━━━ DOCUMENT PASSAGE ━━━
Still further according to another embodiment of the present invention, a virtual volume management method is provided. The virtual volume management method comprises providing a storage area network comprising a plurality of storage devices and a plurality of virtual storage volumes available to a user for use in storage and retrieval of user data, the plurality of storage devices comprising first and second sets of storage devices, wherein the first set of storage devices is of a type different than the second set of storage devices. The virtual volume management method further comprises providing a storage pool linked to at least one of the plurality of virtual storage volumes, and providing a controller for automatically allocating at least two of the plurality of storage devices to the pool. The controller partitions and concatenates the at least two of the plurality of storage devices for storage of user data thereto and retrieval of user data therefrom.

These and other features and advantages of the present invention are readily apparent from the following detailed description of the present invention when taken in connection with the accompanying drawings.

BRIEF DESCRIPTION OF THE DRAWINGS

FIG. 1 is a simplified block diagram depicting an exemplary disk pooling instance; [0015]
FIG. 2 is a simplified, exemplary block diagram of a RAID enclosure; [0016]
FIG. 3 is a simplified block diagram depicting the virtual volume management system of the present invention; [0017]
FIG. 4 is simplified block diagram depicting another aspect of the virtual volume management system of the present invention; [0018]
FIG. 5 is a simplified, representative flow chart depicting one embodiment of the virtual volume management method of the present invention; and [0019]
FIG. 6 is a simplified, representative flow chart depicting another embodiment of the virtual volume management method of the present invention.[0020]

DETAILED DESCRIPTION OF THE PREFERRED EMBODIMENT(S)
━━━ EXTRACTED DATA ━━━
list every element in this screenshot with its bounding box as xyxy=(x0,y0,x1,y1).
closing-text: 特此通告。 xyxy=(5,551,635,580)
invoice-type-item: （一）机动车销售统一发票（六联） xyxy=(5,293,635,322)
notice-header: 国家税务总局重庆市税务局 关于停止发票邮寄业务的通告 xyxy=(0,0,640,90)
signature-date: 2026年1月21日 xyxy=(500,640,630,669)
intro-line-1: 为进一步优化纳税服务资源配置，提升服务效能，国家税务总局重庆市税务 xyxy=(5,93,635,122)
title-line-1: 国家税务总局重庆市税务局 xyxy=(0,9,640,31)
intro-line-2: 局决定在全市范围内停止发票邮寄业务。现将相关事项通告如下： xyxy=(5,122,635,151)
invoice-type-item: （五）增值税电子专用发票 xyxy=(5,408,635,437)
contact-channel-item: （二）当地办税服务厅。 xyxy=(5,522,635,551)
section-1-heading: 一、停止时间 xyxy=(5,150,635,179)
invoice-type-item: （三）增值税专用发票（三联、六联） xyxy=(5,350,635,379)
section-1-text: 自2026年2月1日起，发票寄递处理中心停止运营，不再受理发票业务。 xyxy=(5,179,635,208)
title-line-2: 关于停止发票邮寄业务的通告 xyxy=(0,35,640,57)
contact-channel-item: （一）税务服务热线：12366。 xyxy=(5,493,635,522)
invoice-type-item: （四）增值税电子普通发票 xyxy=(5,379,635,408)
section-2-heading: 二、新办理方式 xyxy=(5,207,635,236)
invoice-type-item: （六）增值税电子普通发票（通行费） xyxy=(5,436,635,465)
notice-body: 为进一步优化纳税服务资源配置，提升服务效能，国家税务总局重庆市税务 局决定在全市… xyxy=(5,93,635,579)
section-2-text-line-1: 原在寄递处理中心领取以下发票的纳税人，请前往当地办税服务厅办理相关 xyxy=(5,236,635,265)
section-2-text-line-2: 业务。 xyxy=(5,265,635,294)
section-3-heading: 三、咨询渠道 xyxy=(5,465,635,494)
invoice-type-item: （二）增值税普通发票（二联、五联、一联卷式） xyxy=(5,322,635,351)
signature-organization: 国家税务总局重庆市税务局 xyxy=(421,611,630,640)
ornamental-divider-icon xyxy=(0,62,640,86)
━━━
* _GIVEN REQUEST 1_: Translate into Spanish this sentence from the virtual volume management passage: "These and other features and advantages of the present invention are readily apparent from the following detailed description of the present invention when taken in connection with the accompanying drawings."
* _GIVEN REQUEST 2_: Reproduce the rows starting with the first line and going on through the line with "title-line-1: 国家税务总局重庆市税务局 xyxy=(0,9,640,31)", swapping "bounding box" for "enclosing rectangle" and leaving all else unchanged. Give only those lines.

* _TASK SOLUTION 1_: Estas y otras características y ventajas de la presente invención resultan fácilmente evidentes a partir de la siguiente descripción detallada de la presente invención cuando se considera junto con los dibujos adjuntos.

* _TASK SOLUTION 2_:
list every element in this screenshot with its enclosing rectangle as xyxy=(x0,y0,x1,y1).
closing-text: 特此通告。 xyxy=(5,551,635,580)
invoice-type-item: （一）机动车销售统一发票（六联） xyxy=(5,293,635,322)
notice-header: 国家税务总局重庆市税务局 关于停止发票邮寄业务的通告 xyxy=(0,0,640,90)
signature-date: 2026年1月21日 xyxy=(500,640,630,669)
intro-line-1: 为进一步优化纳税服务资源配置，提升服务效能，国家税务总局重庆市税务 xyxy=(5,93,635,122)
title-line-1: 国家税务总局重庆市税务局 xyxy=(0,9,640,31)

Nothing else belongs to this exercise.